Dataset entries on figures:
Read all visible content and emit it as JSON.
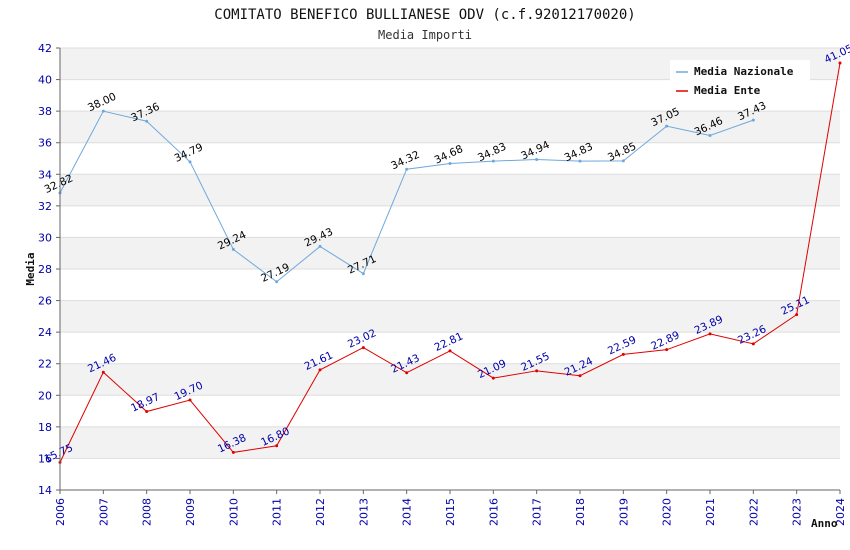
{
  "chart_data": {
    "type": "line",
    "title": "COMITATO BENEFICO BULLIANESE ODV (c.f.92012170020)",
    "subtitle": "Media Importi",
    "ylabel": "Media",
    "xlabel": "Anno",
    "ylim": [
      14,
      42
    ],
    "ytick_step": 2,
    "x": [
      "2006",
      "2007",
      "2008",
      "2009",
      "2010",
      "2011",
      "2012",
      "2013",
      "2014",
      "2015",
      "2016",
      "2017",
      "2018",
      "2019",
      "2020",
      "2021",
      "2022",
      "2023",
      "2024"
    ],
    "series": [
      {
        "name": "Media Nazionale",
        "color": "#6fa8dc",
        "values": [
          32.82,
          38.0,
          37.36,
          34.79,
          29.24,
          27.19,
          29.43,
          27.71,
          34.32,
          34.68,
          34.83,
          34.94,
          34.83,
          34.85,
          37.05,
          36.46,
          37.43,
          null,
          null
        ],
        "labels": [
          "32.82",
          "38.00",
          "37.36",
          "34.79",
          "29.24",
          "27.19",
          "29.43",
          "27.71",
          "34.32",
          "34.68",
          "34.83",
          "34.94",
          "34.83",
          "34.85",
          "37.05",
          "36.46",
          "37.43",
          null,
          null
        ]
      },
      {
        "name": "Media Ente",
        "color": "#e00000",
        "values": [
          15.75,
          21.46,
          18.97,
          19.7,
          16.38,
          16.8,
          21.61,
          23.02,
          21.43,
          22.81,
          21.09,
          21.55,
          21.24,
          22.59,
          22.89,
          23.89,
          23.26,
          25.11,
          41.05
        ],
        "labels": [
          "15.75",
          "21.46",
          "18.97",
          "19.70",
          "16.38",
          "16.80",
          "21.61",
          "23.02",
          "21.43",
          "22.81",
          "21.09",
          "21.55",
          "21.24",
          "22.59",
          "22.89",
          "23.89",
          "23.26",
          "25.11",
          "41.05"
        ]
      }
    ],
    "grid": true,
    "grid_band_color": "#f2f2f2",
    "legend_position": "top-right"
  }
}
==
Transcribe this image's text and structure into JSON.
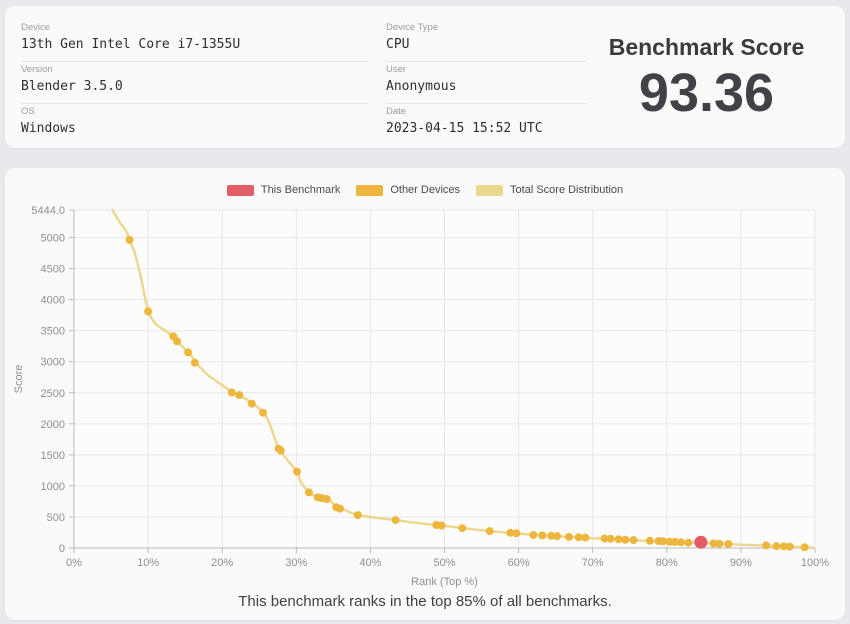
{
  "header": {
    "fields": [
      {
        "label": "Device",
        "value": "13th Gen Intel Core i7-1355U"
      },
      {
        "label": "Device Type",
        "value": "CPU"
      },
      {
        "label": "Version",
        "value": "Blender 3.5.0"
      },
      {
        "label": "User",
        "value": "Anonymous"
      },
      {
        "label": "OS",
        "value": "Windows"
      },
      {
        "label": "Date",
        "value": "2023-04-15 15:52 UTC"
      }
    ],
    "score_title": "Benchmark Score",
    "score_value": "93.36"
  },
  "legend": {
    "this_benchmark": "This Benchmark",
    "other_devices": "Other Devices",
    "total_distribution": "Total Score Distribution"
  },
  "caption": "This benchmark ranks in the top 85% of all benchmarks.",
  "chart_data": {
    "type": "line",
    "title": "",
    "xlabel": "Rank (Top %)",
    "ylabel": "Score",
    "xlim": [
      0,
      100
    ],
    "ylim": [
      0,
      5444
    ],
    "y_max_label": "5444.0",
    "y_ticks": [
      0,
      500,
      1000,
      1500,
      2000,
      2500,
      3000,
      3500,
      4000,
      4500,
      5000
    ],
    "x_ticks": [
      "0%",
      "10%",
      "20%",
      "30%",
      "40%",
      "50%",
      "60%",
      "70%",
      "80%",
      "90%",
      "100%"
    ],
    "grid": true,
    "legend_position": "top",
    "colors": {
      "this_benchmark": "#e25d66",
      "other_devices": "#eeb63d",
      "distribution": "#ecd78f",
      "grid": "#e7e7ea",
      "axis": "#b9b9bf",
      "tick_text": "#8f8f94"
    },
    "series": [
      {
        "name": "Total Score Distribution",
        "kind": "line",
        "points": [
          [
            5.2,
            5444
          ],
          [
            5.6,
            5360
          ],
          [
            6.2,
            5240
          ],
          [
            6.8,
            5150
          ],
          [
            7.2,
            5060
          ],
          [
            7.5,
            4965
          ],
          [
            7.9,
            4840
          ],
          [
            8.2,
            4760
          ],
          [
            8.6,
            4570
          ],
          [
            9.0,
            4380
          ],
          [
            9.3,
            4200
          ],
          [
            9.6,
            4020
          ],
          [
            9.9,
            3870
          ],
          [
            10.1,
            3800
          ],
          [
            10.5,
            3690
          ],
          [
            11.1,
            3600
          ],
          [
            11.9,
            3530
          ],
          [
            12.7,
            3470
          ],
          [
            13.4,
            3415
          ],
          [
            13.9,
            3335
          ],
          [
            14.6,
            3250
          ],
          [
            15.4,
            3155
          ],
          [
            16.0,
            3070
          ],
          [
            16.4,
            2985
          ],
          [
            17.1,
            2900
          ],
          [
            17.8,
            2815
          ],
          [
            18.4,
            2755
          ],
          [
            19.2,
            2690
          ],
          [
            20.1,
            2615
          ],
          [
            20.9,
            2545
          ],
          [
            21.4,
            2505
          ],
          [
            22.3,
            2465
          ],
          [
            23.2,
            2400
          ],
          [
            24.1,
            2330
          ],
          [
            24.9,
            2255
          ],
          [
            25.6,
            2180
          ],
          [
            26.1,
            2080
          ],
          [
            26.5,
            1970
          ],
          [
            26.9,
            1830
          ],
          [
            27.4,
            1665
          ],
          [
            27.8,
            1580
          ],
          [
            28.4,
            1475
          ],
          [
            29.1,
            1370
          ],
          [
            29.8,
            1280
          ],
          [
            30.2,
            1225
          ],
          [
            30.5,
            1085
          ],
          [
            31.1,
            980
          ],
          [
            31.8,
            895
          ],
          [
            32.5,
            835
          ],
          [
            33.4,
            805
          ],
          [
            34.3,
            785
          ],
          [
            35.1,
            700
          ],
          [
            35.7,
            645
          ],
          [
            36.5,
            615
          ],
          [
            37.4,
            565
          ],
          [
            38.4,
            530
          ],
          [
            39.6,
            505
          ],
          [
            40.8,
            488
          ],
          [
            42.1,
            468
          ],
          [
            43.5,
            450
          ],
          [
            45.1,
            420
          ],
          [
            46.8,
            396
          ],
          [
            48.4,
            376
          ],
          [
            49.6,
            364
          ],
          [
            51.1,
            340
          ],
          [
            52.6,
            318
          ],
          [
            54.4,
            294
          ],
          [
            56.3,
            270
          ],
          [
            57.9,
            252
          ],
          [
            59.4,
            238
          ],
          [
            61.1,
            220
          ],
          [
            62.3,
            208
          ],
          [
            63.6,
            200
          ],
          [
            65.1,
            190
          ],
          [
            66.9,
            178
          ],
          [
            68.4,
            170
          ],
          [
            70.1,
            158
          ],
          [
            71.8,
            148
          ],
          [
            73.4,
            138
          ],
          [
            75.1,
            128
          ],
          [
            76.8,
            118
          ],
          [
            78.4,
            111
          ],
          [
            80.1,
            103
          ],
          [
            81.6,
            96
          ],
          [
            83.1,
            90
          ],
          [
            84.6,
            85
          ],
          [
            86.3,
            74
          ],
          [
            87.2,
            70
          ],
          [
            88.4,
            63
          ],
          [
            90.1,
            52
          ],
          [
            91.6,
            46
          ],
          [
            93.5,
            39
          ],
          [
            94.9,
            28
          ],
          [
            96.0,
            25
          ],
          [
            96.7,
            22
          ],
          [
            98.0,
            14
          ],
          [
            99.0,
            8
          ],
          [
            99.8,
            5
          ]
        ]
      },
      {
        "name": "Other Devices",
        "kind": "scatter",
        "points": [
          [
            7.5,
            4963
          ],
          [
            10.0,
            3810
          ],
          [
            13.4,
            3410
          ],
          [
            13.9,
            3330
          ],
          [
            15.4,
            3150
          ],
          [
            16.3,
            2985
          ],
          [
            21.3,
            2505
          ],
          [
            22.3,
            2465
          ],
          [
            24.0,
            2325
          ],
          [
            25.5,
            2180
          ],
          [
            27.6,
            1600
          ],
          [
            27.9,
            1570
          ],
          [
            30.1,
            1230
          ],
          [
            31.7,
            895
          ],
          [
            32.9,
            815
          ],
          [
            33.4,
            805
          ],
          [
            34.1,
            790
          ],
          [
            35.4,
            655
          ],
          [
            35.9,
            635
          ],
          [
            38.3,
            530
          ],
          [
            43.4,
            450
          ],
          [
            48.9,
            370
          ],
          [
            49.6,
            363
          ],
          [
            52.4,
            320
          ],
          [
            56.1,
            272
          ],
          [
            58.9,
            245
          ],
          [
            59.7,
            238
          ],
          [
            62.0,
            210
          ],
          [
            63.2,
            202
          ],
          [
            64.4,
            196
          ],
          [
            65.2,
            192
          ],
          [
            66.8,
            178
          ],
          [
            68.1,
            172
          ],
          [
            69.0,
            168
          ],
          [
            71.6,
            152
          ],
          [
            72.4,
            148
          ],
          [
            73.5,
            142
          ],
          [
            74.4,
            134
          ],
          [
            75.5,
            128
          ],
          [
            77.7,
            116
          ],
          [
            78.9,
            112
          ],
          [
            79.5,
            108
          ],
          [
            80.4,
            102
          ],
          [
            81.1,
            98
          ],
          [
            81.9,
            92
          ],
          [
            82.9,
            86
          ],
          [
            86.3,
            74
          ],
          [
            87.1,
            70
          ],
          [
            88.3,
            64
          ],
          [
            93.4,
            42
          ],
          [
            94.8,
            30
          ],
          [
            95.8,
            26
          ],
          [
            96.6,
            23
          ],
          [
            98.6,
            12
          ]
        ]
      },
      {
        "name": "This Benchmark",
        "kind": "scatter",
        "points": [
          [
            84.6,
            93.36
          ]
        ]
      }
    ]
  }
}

**REQUEST**
Look through the records and gather every line containing "Media".

**REPLY**
    "subtitle": "Media Importi",
    "ylabel": "Media",
        "name": "Media Nazionale",
        "name": "Media Ente",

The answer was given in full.